• _How to complete this task_: Every line below that holds "Revised" must be copied.

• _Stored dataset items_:
====

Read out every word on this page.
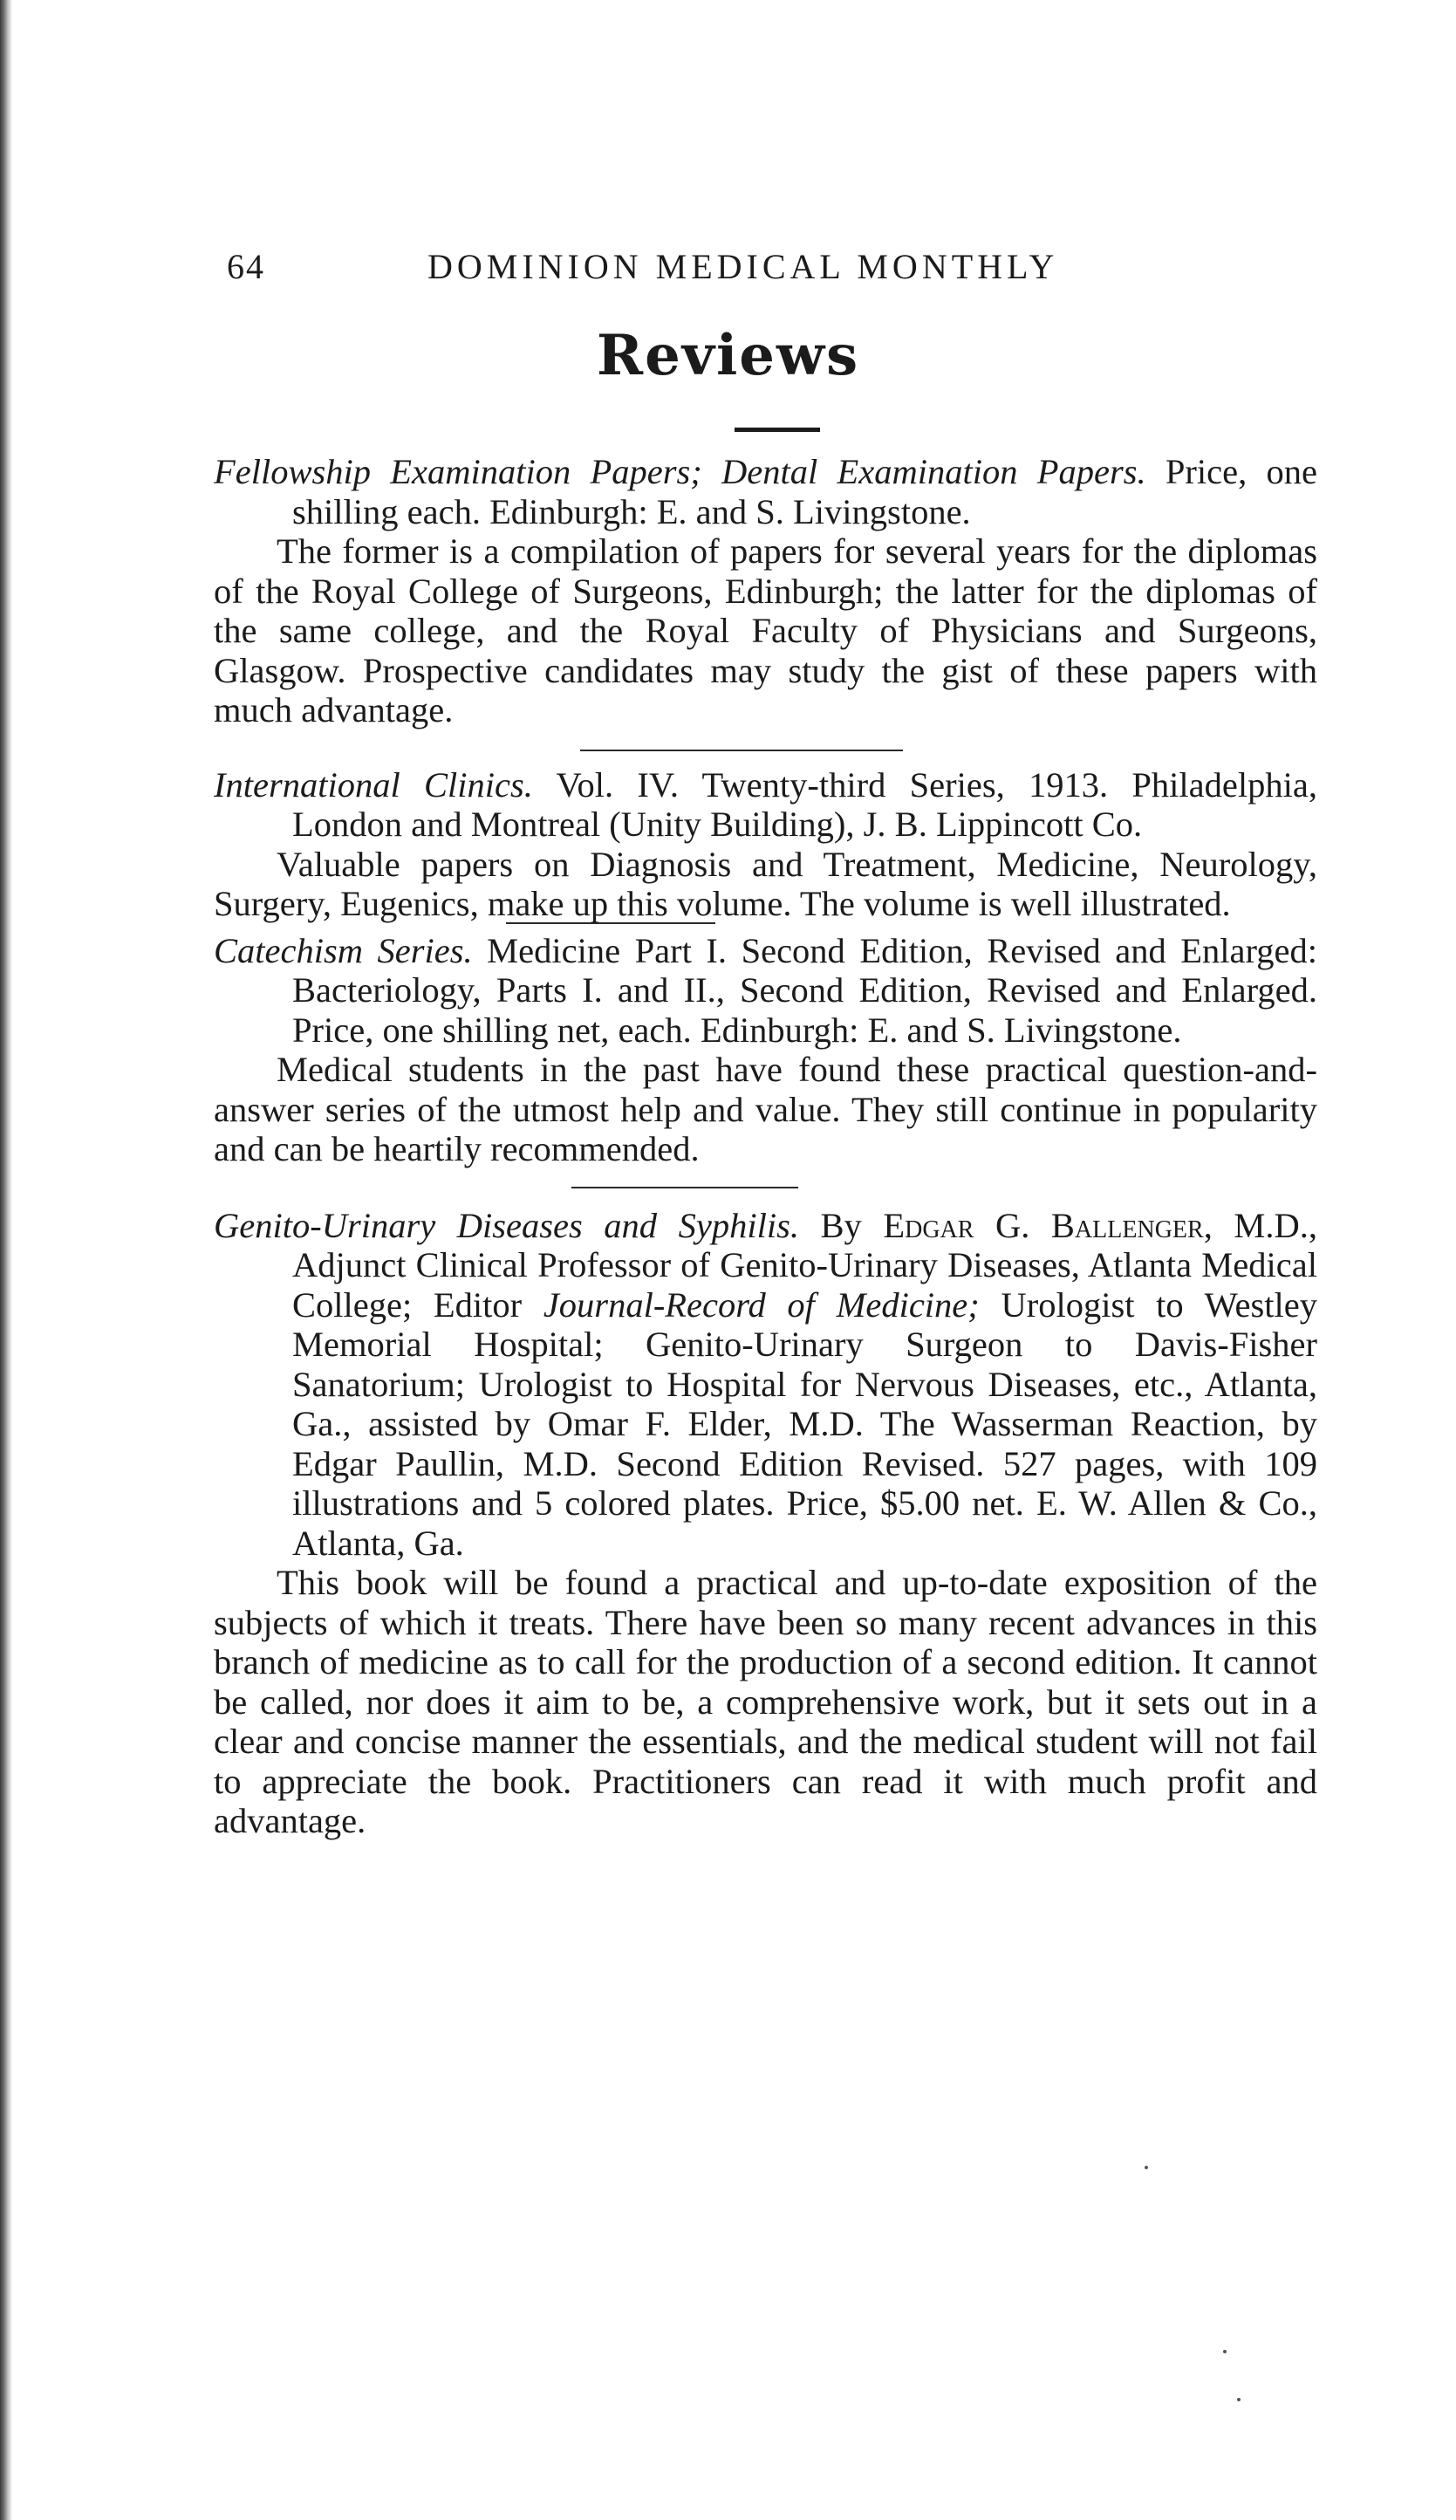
64	DOMINION MEDICAL MONTHLY
Reviews

Fellowship Examination Papers; Dental Examination Papers. Price, one shilling each. Edinburgh: E. and S. Livingstone.

The former is a compilation of papers for several years for the diplomas of the Royal College of Surgeons, Edinburgh; the latter for the diplomas of the same college, and the Royal Faculty of Physicians and Surgeons, Glasgow. Prospective candidates may study the gist of these papers with much advantage.

International Clinics. Vol. IV. Twenty-third Series, 1913. Philadelphia, London and Montreal (Unity Building), J. B. Lippincott Co.

Valuable papers on Diagnosis and Treatment, Medicine, Neurology, Surgery, Eugenics, make up this volume. The volume is well illustrated.

Catechism Series. Medicine Part I. Second Edition, Revised and Enlarged: Bacteriology, Parts I. and II., Second Edition, Revised and Enlarged. Price, one shilling net, each. Edinburgh: E. and S. Livingstone.

Medical students in the past have found these practical question-and-answer series of the utmost help and value. They still continue in popularity and can be heartily recommended.

Genito-Urinary Diseases and Syphilis. By Edgar G. Ballenger, M.D., Adjunct Clinical Professor of Genito-Urinary Diseases, Atlanta Medical College; Editor Journal-Record of Medicine; Urologist to Westley Memorial Hospital; Genito-Urinary Surgeon to Davis-Fisher Sanatorium; Urologist to Hospital for Nervous Diseases, etc., Atlanta, Ga., assisted by Omar F. Elder, M.D. The Wasserman Reaction, by Edgar Paullin, M.D. Second Edition Revised. 527 pages, with 109 illustrations and 5 colored plates. Price, $5.00 net. E. W. Allen & Co., Atlanta, Ga.

This book will be found a practical and up-to-date exposition of the subjects of which it treats. There have been so many recent advances in this branch of medicine as to call for the production of a second edition. It cannot be called, nor does it aim to be, a comprehensive work, but it sets out in a clear and concise manner the essentials, and the medical student will not fail to appreciate the book. Practitioners can read it with much profit and advantage.
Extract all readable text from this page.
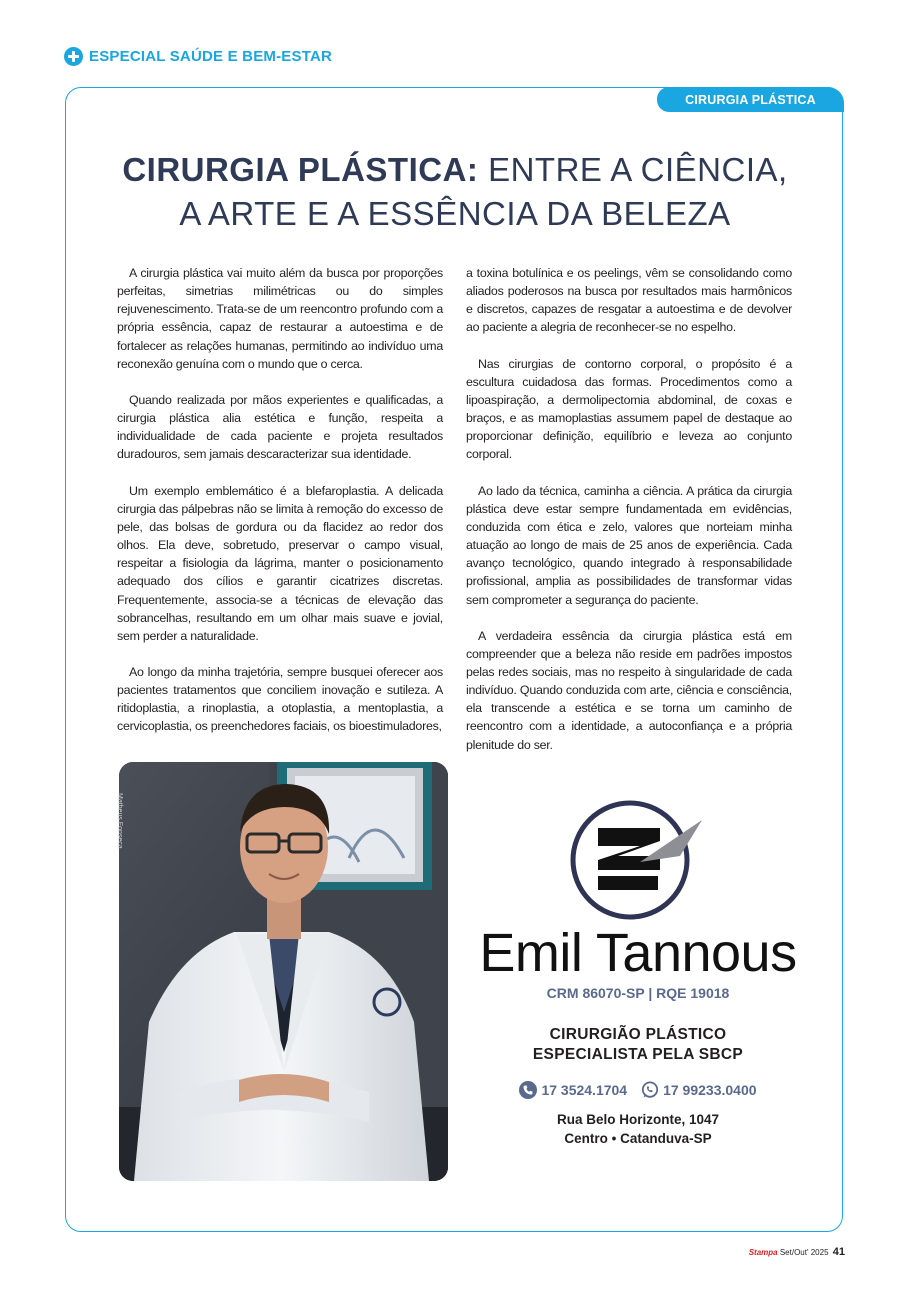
ESPECIAL SAÚDE E BEM-ESTAR
CIRURGIA PLÁSTICA
CIRURGIA PLÁSTICA: ENTRE A CIÊNCIA,
A ARTE E A ESSÊNCIA DA BELEZA

A cirurgia plástica vai muito além da busca por proporções perfeitas, simetrias milimétricas ou do simples rejuvenescimento. Trata-se de um reencontro profundo com a própria essência, capaz de restaurar a autoestima e de fortalecer as relações humanas, permitindo ao indivíduo uma reconexão genuína com o mundo que o cerca.

Quando realizada por mãos experientes e qualificadas, a cirurgia plástica alia estética e função, respeita a individualidade de cada paciente e projeta resultados duradouros, sem jamais descaracterizar sua identidade.

Um exemplo emblemático é a blefaroplastia. A delicada cirurgia das pálpebras não se limita à remoção do excesso de pele, das bolsas de gordura ou da flacidez ao redor dos olhos. Ela deve, sobretudo, preservar o campo visual, respeitar a fisiologia da lágrima, manter o posicionamento adequado dos cílios e garantir cicatrizes discretas. Frequentemente, associa-se a técnicas de elevação das sobrancelhas, resultando em um olhar mais suave e jovial, sem perder a naturalidade.

Ao longo da minha trajetória, sempre busquei oferecer aos pacientes tratamentos que conciliem inovação e sutileza. A ritidoplastia, a rinoplastia, a otoplastia, a mentoplastia, a cervicoplastia, os preenchedores faciais, os bioestimuladores,

a toxina botulínica e os peelings, vêm se consolidando como aliados poderosos na busca por resultados mais harmônicos e discretos, capazes de resgatar a autoestima e de devolver ao paciente a alegria de reconhecer-se no espelho.

Nas cirurgias de contorno corporal, o propósito é a escultura cuidadosa das formas. Procedimentos como a lipoaspiração, a dermolipectomia abdominal, de coxas e braços, e as mamoplastias assumem papel de destaque ao proporcionar definição, equilíbrio e leveza ao conjunto corporal.

Ao lado da técnica, caminha a ciência. A prática da cirurgia plástica deve estar sempre fundamentada em evidências, conduzida com ética e zelo, valores que norteiam minha atuação ao longo de mais de 25 anos de experiência. Cada avanço tecnológico, quando integrado à responsabilidade profissional, amplia as possibilidades de transformar vidas sem comprometer a segurança do paciente.

A verdadeira essência da cirurgia plástica está em compreender que a beleza não reside em padrões impostos pelas redes sociais, mas no respeito à singularidade de cada indivíduo. Quando conduzida com arte, ciência e consciência, ela transcende a estética e se torna um caminho de reencontro com a identidade, a autoconfiança e a própria plenitude do ser.

Matheus Fonseca
Emil Tannous
CRM 86070-SP | RQE 19018
CIRURGIÃO PLÁSTICO
ESPECIALISTA PELA SBCP
17 3524.1704	17 99233.0400
Rua Belo Horizonte, 1047
Centro • Catanduva-SP
Stampa Set/Out' 2025 41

====

• _Response_:
Catechism Series. Medicine Part I. Second Edition, Revised and Enlarged: Bacteriology, Parts I. and II., Second Edition, Revised and Enlarged. Price, one shilling net, each. Edinburgh: E. and S. Livingstone.
Genito-Urinary Diseases and Syphilis. By Edgar G. Ballenger, M.D., Adjunct Clinical Professor of Genito-Urinary Diseases, Atlanta Medical College; Editor Journal-Record of Medicine; Urologist to Westley Memorial Hospital; Genito-Urinary Surgeon to Davis-Fisher Sanatorium; Urologist to Hospital for Nervous Diseases, etc., Atlanta, Ga., assisted by Omar F. Elder, M.D. The Wasserman Reaction, by Edgar Paullin, M.D. Second Edition Revised. 527 pages, with 109 illustrations and 5 colored plates. Price, $5.00 net. E. W. Allen & Co., Atlanta, Ga.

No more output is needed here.